## begin RECORDS FOR THIS TASK

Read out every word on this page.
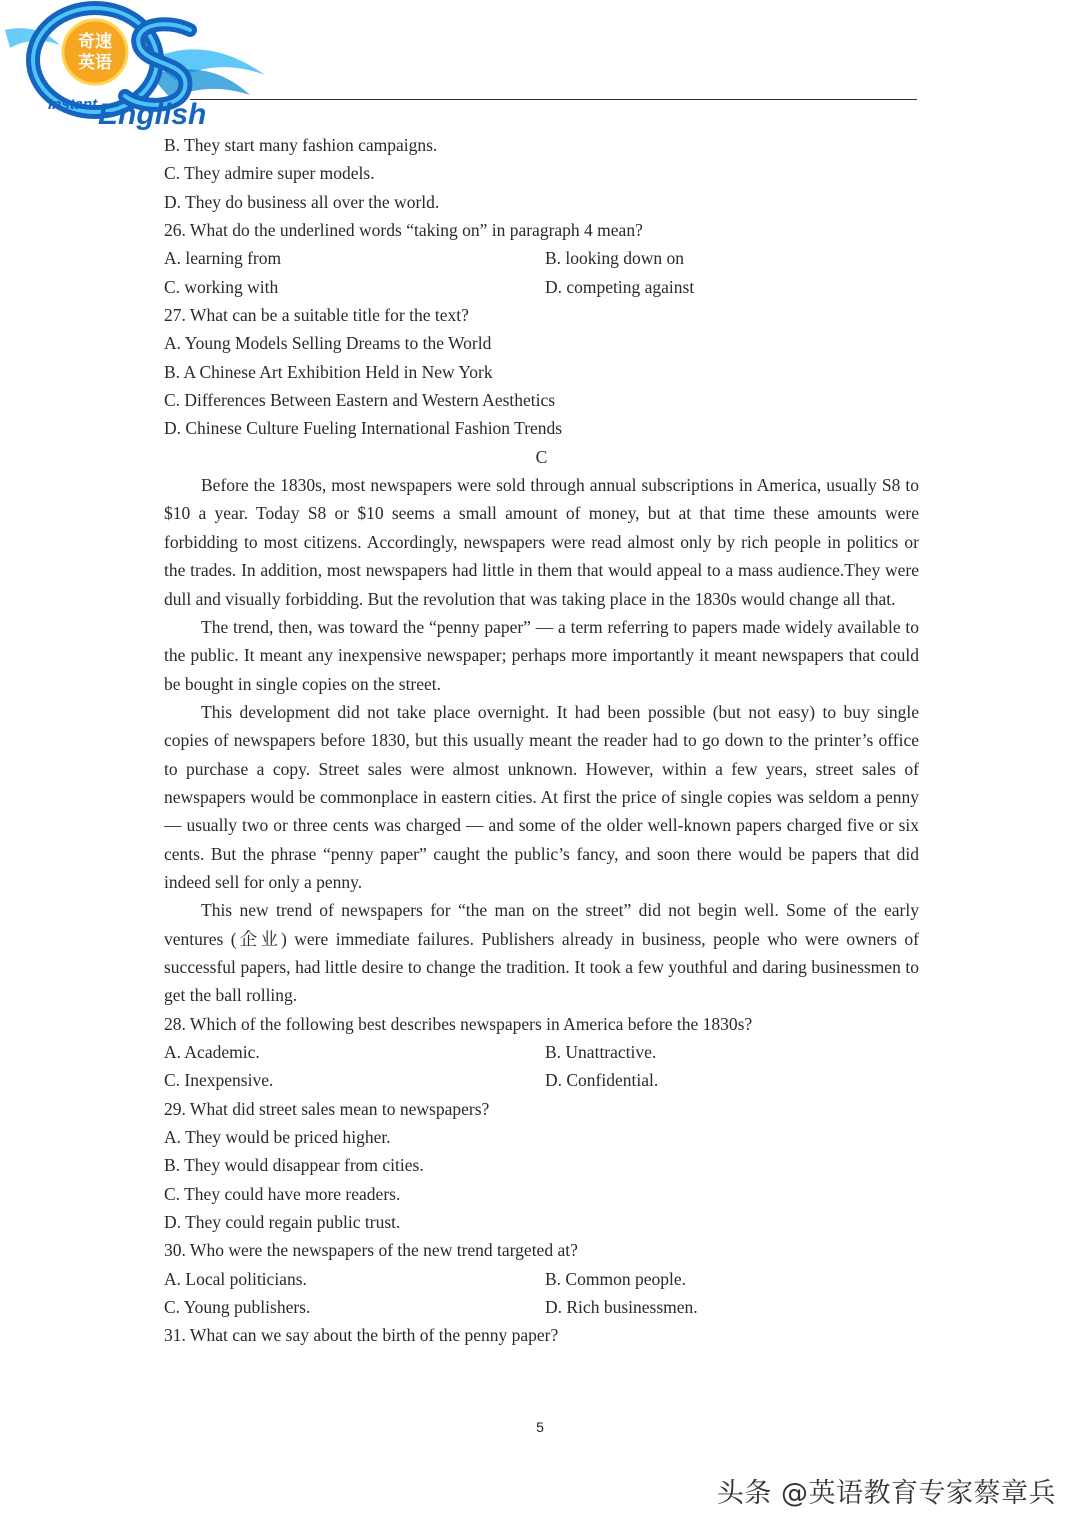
奇速
英语
Instant English
B. They start many fashion campaigns.
C. They admire super models.
D. They do business all over the world.
26. What do the underlined words “taking on” in paragraph 4 mean?
A. learning from	B. looking down on
C. working with	D. competing against
27. What can be a suitable title for the text?
A. Young Models Selling Dreams to the World
B. A Chinese Art Exhibition Held in New York
C. Differences Between Eastern and Western Aesthetics
D. Chinese Culture Fueling International Fashion Trends
C

Before the 1830s, most newspapers were sold through annual subscriptions in America, usually S8 to $10 a year. Today S8 or $10 seems a small amount of money, but at that time these amounts were forbidding to most citizens. Accordingly, newspapers were read almost only by rich people in politics or the trades. In addition, most newspapers had little in them that would appeal to a mass audience.They were dull and visually forbidding. But the revolution that was taking place in the 1830s would change all that.

The trend, then, was toward the “penny paper” — a term referring to papers made widely available to the public. It meant any inexpensive newspaper; perhaps more importantly it meant newspapers that could be bought in single copies on the street.

This development did not take place overnight. It had been possible (but not easy) to buy single copies of newspapers before 1830, but this usually meant the reader had to go down to the printer’s office to purchase a copy. Street sales were almost unknown. However, within a few years, street sales of newspapers would be commonplace in eastern cities. At first the price of single copies was seldom a penny — usually two or three cents was charged — and some of the older well-known papers charged five or six cents. But the phrase “penny paper” caught the public’s fancy, and soon there would be papers that did indeed sell for only a penny.

This new trend of newspapers for “the man on the street” did not begin well. Some of the early ventures (企业) were immediate failures. Publishers already in business, people who were owners of successful papers, had little desire to change the tradition. It took a few youthful and daring businessmen to get the ball rolling.

28. Which of the following best describes newspapers in America before the 1830s?
A. Academic.	B. Unattractive.
C. Inexpensive.	D. Confidential.
29. What did street sales mean to newspapers?
A. They would be priced higher.
B. They would disappear from cities.
C. They could have more readers.
D. They could regain public trust.
30. Who were the newspapers of the new trend targeted at?
A. Local politicians.	B. Common people.
C. Young publishers.	D. Rich businessmen.
31. What can we say about the birth of the penny paper?
5
头条 @英语教育专家蔡章兵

## end RECORDS FOR THIS TASK

:: GIVEN EXERCISE ::
Reproduce the entries exactly. Do not carry over any picture.

:: EXPECTED ANSWER ::
Read out every word on this page.
奇速
英语
Instant English
B. They start many fashion campaigns.
C. They admire super models.
D. They do business all over the world.
26. What do the underlined words “taking on” in paragraph 4 mean?
A. learning from	B. looking down on
C. working with	D. competing against
27. What can be a suitable title for the text?
A. Young Models Selling Dreams to the World
B. A Chinese Art Exhibition Held in New York
C. Differences Between Eastern and Western Aesthetics
D. Chinese Culture Fueling International Fashion Trends
C

Before the 1830s, most newspapers were sold through annual subscriptions in America, usually S8 to $10 a year. Today S8 or $10 seems a small amount of money, but at that time these amounts were forbidding to most citizens. Accordingly, newspapers were read almost only by rich people in politics or the trades. In addition, most newspapers had little in them that would appeal to a mass audience.They were dull and visually forbidding. But the revolution that was taking place in the 1830s would change all that.

The trend, then, was toward the “penny paper” — a term referring to papers made widely available to the public. It meant any inexpensive newspaper; perhaps more importantly it meant newspapers that could be bought in single copies on the street.

This development did not take place overnight. It had been possible (but not easy) to buy single copies of newspapers before 1830, but this usually meant the reader had to go down to the printer’s office to purchase a copy. Street sales were almost unknown. However, within a few years, street sales of newspapers would be commonplace in eastern cities. At first the price of single copies was seldom a penny — usually two or three cents was charged — and some of the older well-known papers charged five or six cents. But the phrase “penny paper” caught the public’s fancy, and soon there would be papers that did indeed sell for only a penny.

This new trend of newspapers for “the man on the street” did not begin well. Some of the early ventures (企业) were immediate failures. Publishers already in business, people who were owners of successful papers, had little desire to change the tradition. It took a few youthful and daring businessmen to get the ball rolling.

28. Which of the following best describes newspapers in America before the 1830s?
A. Academic.	B. Unattractive.
C. Inexpensive.	D. Confidential.
29. What did street sales mean to newspapers?
A. They would be priced higher.
B. They would disappear from cities.
C. They could have more readers.
D. They could regain public trust.
30. Who were the newspapers of the new trend targeted at?
A. Local politicians.	B. Common people.
C. Young publishers.	D. Rich businessmen.
31. What can we say about the birth of the penny paper?
5
头条 @英语教育专家蔡章兵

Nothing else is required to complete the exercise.